— Task details —
Please print every record below exactly as it appears.

— Recorded data —
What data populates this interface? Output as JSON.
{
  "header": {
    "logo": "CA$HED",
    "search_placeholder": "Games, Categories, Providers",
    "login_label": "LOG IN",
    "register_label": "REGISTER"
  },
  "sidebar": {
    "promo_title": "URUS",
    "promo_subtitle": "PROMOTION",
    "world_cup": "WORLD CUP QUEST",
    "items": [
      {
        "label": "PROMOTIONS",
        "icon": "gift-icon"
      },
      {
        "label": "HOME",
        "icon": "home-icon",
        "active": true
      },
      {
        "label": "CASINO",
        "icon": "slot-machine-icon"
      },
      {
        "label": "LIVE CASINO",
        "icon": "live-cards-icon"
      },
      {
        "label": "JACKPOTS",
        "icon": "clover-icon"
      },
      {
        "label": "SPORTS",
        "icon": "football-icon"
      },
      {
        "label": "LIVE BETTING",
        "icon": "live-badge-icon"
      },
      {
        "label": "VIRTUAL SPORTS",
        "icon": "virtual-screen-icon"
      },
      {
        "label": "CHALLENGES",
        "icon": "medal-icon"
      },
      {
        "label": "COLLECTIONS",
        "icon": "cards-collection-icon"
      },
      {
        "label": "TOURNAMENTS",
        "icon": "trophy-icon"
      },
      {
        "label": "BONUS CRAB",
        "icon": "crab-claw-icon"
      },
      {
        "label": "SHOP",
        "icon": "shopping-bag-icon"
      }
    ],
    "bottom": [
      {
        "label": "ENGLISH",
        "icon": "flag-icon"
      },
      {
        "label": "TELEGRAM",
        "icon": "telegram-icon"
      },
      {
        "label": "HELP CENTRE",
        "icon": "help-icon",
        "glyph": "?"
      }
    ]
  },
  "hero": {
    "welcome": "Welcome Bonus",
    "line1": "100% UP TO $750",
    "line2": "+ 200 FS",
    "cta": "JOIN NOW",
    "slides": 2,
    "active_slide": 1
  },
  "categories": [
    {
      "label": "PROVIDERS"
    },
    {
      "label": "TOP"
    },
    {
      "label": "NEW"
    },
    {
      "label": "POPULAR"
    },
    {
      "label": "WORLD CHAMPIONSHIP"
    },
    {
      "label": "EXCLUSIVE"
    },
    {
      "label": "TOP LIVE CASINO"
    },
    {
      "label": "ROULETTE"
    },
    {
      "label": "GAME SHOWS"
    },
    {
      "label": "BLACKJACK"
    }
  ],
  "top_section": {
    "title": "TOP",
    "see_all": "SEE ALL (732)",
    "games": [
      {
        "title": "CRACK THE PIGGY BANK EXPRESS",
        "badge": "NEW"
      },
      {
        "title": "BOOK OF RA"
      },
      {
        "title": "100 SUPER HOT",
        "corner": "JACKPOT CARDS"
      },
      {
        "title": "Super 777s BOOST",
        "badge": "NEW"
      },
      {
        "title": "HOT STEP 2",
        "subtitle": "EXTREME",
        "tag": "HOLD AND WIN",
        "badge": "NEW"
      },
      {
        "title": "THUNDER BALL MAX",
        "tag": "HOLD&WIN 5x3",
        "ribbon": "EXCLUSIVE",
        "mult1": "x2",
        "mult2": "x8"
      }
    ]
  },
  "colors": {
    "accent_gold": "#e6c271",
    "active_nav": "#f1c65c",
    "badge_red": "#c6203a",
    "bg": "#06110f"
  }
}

— Result of this task —
What data populates this interface? Output as JSON.
{
  "header": {
    "logo": "CA$HED",
    "search_placeholder": "Games, Categories, Providers",
    "login_label": "LOG IN",
    "register_label": "REGISTER"
  },
  "sidebar": {
    "promo_title": "URUS",
    "promo_subtitle": "PROMOTION",
    "world_cup": "WORLD CUP QUEST",
    "items": [
      {
        "label": "PROMOTIONS",
        "icon": "gift-icon"
      },
      {
        "label": "HOME",
        "icon": "home-icon",
        "active": true
      },
      {
        "label": "CASINO",
        "icon": "slot-machine-icon"
      },
      {
        "label": "LIVE CASINO",
        "icon": "live-cards-icon"
      },
      {
        "label": "JACKPOTS",
        "icon": "clover-icon"
      },
      {
        "label": "SPORTS",
        "icon": "football-icon"
      },
      {
        "label": "LIVE BETTING",
        "icon": "live-badge-icon"
      },
      {
        "label": "VIRTUAL SPORTS",
        "icon": "virtual-screen-icon"
      },
      {
        "label": "CHALLENGES",
        "icon": "medal-icon"
      },
      {
        "label": "COLLECTIONS",
        "icon": "cards-collection-icon"
      },
      {
        "label": "TOURNAMENTS",
        "icon": "trophy-icon"
      },
      {
        "label": "BONUS CRAB",
        "icon": "crab-claw-icon"
      },
      {
        "label": "SHOP",
        "icon": "shopping-bag-icon"
      }
    ],
    "bottom": [
      {
        "label": "ENGLISH",
        "icon": "flag-icon"
      },
      {
        "label": "TELEGRAM",
        "icon": "telegram-icon"
      },
      {
        "label": "HELP CENTRE",
        "icon": "help-icon",
        "glyph": "?"
      }
    ]
  },
  "hero": {
    "welcome": "Welcome Bonus",
    "line1": "100% UP TO $750",
    "line2": "+ 200 FS",
    "cta": "JOIN NOW",
    "slides": 2,
    "active_slide": 1
  },
  "categories": [
    {
      "label": "PROVIDERS"
    },
    {
      "label": "TOP"
    },
    {
      "label": "NEW"
    },
    {
      "label": "POPULAR"
    },
    {
      "label": "WORLD CHAMPIONSHIP"
    },
    {
      "label": "EXCLUSIVE"
    },
    {
      "label": "TOP LIVE CASINO"
    },
    {
      "label": "ROULETTE"
    },
    {
      "label": "GAME SHOWS"
    },
    {
      "label": "BLACKJACK"
    }
  ],
  "top_section": {
    "title": "TOP",
    "see_all": "SEE ALL (732)",
    "games": [
      {
        "title": "CRACK THE PIGGY BANK EXPRESS",
        "badge": "NEW"
      },
      {
        "title": "BOOK OF RA"
      },
      {
        "title": "100 SUPER HOT",
        "corner": "JACKPOT CARDS"
      },
      {
        "title": "Super 777s BOOST",
        "badge": "NEW"
      },
      {
        "title": "HOT STEP 2",
        "subtitle": "EXTREME",
        "tag": "HOLD AND WIN",
        "badge": "NEW"
      },
      {
        "title": "THUNDER BALL MAX",
        "tag": "HOLD&WIN 5x3",
        "ribbon": "EXCLUSIVE",
        "mult1": "x2",
        "mult2": "x8"
      }
    ]
  },
  "colors": {
    "accent_gold": "#e6c271",
    "active_nav": "#f1c65c",
    "badge_red": "#c6203a",
    "bg": "#06110f"
  }
}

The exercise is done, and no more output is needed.